[Items from a figure collection]
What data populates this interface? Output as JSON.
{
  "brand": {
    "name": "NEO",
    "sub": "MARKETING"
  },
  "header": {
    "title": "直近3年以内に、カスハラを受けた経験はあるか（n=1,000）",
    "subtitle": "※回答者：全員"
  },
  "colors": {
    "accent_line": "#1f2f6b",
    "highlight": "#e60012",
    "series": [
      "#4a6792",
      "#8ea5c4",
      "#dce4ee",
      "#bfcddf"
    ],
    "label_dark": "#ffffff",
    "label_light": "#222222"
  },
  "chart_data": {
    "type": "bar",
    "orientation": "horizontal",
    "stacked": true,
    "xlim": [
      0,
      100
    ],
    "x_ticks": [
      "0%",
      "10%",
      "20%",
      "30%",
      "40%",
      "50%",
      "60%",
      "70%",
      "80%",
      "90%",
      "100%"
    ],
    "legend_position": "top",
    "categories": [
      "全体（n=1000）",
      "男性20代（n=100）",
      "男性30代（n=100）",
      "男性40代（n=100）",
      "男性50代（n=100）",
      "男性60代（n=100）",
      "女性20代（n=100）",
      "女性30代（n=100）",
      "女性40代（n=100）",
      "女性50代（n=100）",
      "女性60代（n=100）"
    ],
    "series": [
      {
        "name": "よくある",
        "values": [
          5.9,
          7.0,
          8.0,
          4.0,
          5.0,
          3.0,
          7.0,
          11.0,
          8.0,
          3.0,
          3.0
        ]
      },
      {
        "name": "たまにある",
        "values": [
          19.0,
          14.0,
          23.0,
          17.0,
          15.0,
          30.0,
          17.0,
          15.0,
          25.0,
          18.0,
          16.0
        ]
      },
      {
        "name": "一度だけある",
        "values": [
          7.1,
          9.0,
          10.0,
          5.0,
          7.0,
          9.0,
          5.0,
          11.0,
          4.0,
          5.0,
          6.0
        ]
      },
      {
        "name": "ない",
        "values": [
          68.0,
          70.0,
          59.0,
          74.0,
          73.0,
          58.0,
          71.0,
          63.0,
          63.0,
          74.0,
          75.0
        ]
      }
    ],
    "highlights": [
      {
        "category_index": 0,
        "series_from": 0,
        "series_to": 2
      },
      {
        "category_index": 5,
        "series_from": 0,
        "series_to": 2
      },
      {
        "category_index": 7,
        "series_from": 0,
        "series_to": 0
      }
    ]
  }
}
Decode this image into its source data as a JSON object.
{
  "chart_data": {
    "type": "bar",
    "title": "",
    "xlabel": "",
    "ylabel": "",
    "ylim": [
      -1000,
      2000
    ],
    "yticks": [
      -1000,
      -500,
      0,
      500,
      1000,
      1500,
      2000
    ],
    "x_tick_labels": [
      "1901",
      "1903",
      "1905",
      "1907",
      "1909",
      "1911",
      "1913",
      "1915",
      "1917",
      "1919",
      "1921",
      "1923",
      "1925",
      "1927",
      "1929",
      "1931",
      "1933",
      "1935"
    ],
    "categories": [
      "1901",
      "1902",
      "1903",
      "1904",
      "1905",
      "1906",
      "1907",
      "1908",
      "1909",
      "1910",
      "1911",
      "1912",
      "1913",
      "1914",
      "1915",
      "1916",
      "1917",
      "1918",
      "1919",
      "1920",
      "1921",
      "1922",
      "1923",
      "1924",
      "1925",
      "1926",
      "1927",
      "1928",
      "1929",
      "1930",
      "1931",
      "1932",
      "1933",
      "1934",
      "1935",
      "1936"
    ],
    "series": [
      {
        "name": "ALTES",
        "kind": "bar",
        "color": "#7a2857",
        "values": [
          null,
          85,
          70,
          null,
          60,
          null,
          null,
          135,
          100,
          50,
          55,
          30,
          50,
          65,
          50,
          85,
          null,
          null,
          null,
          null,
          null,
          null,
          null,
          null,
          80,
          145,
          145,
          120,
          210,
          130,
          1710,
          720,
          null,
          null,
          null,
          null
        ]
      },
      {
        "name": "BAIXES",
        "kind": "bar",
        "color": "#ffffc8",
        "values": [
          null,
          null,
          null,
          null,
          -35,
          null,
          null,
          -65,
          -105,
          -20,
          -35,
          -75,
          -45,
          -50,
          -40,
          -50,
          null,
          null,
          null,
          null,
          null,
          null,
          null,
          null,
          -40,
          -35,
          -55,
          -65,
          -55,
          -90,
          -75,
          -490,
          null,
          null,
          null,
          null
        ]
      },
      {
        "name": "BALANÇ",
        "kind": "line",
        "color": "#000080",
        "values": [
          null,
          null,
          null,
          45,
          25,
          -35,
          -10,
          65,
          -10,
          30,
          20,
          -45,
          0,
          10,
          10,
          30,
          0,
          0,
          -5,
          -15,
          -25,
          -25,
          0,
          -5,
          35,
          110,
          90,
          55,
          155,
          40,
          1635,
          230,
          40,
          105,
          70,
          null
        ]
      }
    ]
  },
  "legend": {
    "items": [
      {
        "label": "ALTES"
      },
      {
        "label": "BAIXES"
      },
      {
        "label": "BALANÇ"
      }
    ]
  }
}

**YOUR GOAL**
Please repeat the material above, word for word and in full.

**COMPLETE OUTPUT**
What data populates this interface? Output as JSON.
{
  "brand": {
    "name": "NEO",
    "sub": "MARKETING"
  },
  "header": {
    "title": "直近3年以内に、カスハラを受けた経験はあるか（n=1,000）",
    "subtitle": "※回答者：全員"
  },
  "colors": {
    "accent_line": "#1f2f6b",
    "highlight": "#e60012",
    "series": [
      "#4a6792",
      "#8ea5c4",
      "#dce4ee",
      "#bfcddf"
    ],
    "label_dark": "#ffffff",
    "label_light": "#222222"
  },
  "chart_data": {
    "type": "bar",
    "orientation": "horizontal",
    "stacked": true,
    "xlim": [
      0,
      100
    ],
    "x_ticks": [
      "0%",
      "10%",
      "20%",
      "30%",
      "40%",
      "50%",
      "60%",
      "70%",
      "80%",
      "90%",
      "100%"
    ],
    "legend_position": "top",
    "categories": [
      "全体（n=1000）",
      "男性20代（n=100）",
      "男性30代（n=100）",
      "男性40代（n=100）",
      "男性50代（n=100）",
      "男性60代（n=100）",
      "女性20代（n=100）",
      "女性30代（n=100）",
      "女性40代（n=100）",
      "女性50代（n=100）",
      "女性60代（n=100）"
    ],
    "series": [
      {
        "name": "よくある",
        "values": [
          5.9,
          7.0,
          8.0,
          4.0,
          5.0,
          3.0,
          7.0,
          11.0,
          8.0,
          3.0,
          3.0
        ]
      },
      {
        "name": "たまにある",
        "values": [
          19.0,
          14.0,
          23.0,
          17.0,
          15.0,
          30.0,
          17.0,
          15.0,
          25.0,
          18.0,
          16.0
        ]
      },
      {
        "name": "一度だけある",
        "values": [
          7.1,
          9.0,
          10.0,
          5.0,
          7.0,
          9.0,
          5.0,
          11.0,
          4.0,
          5.0,
          6.0
        ]
      },
      {
        "name": "ない",
        "values": [
          68.0,
          70.0,
          59.0,
          74.0,
          73.0,
          58.0,
          71.0,
          63.0,
          63.0,
          74.0,
          75.0
        ]
      }
    ],
    "highlights": [
      {
        "category_index": 0,
        "series_from": 0,
        "series_to": 2
      },
      {
        "category_index": 5,
        "series_from": 0,
        "series_to": 2
      },
      {
        "category_index": 7,
        "series_from": 0,
        "series_to": 0
      }
    ]
  }
}
Decode this image into its source data as a JSON object.
{
  "chart_data": {
    "type": "bar",
    "title": "",
    "xlabel": "",
    "ylabel": "",
    "ylim": [
      -1000,
      2000
    ],
    "yticks": [
      -1000,
      -500,
      0,
      500,
      1000,
      1500,
      2000
    ],
    "x_tick_labels": [
      "1901",
      "1903",
      "1905",
      "1907",
      "1909",
      "1911",
      "1913",
      "1915",
      "1917",
      "1919",
      "1921",
      "1923",
      "1925",
      "1927",
      "1929",
      "1931",
      "1933",
      "1935"
    ],
    "categories": [
      "1901",
      "1902",
      "1903",
      "1904",
      "1905",
      "1906",
      "1907",
      "1908",
      "1909",
      "1910",
      "1911",
      "1912",
      "1913",
      "1914",
      "1915",
      "1916",
      "1917",
      "1918",
      "1919",
      "1920",
      "1921",
      "1922",
      "1923",
      "1924",
      "1925",
      "1926",
      "1927",
      "1928",
      "1929",
      "1930",
      "1931",
      "1932",
      "1933",
      "1934",
      "1935",
      "1936"
    ],
    "series": [
      {
        "name": "ALTES",
        "kind": "bar",
        "color": "#7a2857",
        "values": [
          null,
          85,
          70,
          null,
          60,
          null,
          null,
          135,
          100,
          50,
          55,
          30,
          50,
          65,
          50,
          85,
          null,
          null,
          null,
          null,
          null,
          null,
          null,
          null,
          80,
          145,
          145,
          120,
          210,
          130,
          1710,
          720,
          null,
          null,
          null,
          null
        ]
      },
      {
        "name": "BAIXES",
        "kind": "bar",
        "color": "#ffffc8",
        "values": [
          null,
          null,
          null,
          null,
          -35,
          null,
          null,
          -65,
          -105,
          -20,
          -35,
          -75,
          -45,
          -50,
          -40,
          -50,
          null,
          null,
          null,
          null,
          null,
          null,
          null,
          null,
          -40,
          -35,
          -55,
          -65,
          -55,
          -90,
          -75,
          -490,
          null,
          null,
          null,
          null
        ]
      },
      {
        "name": "BALANÇ",
        "kind": "line",
        "color": "#000080",
        "values": [
          null,
          null,
          null,
          45,
          25,
          -35,
          -10,
          65,
          -10,
          30,
          20,
          -45,
          0,
          10,
          10,
          30,
          0,
          0,
          -5,
          -15,
          -25,
          -25,
          0,
          -5,
          35,
          110,
          90,
          55,
          155,
          40,
          1635,
          230,
          40,
          105,
          70,
          null
        ]
      }
    ]
  },
  "legend": {
    "items": [
      {
        "label": "ALTES"
      },
      {
        "label": "BAIXES"
      },
      {
        "label": "BALANÇ"
      }
    ]
  }
}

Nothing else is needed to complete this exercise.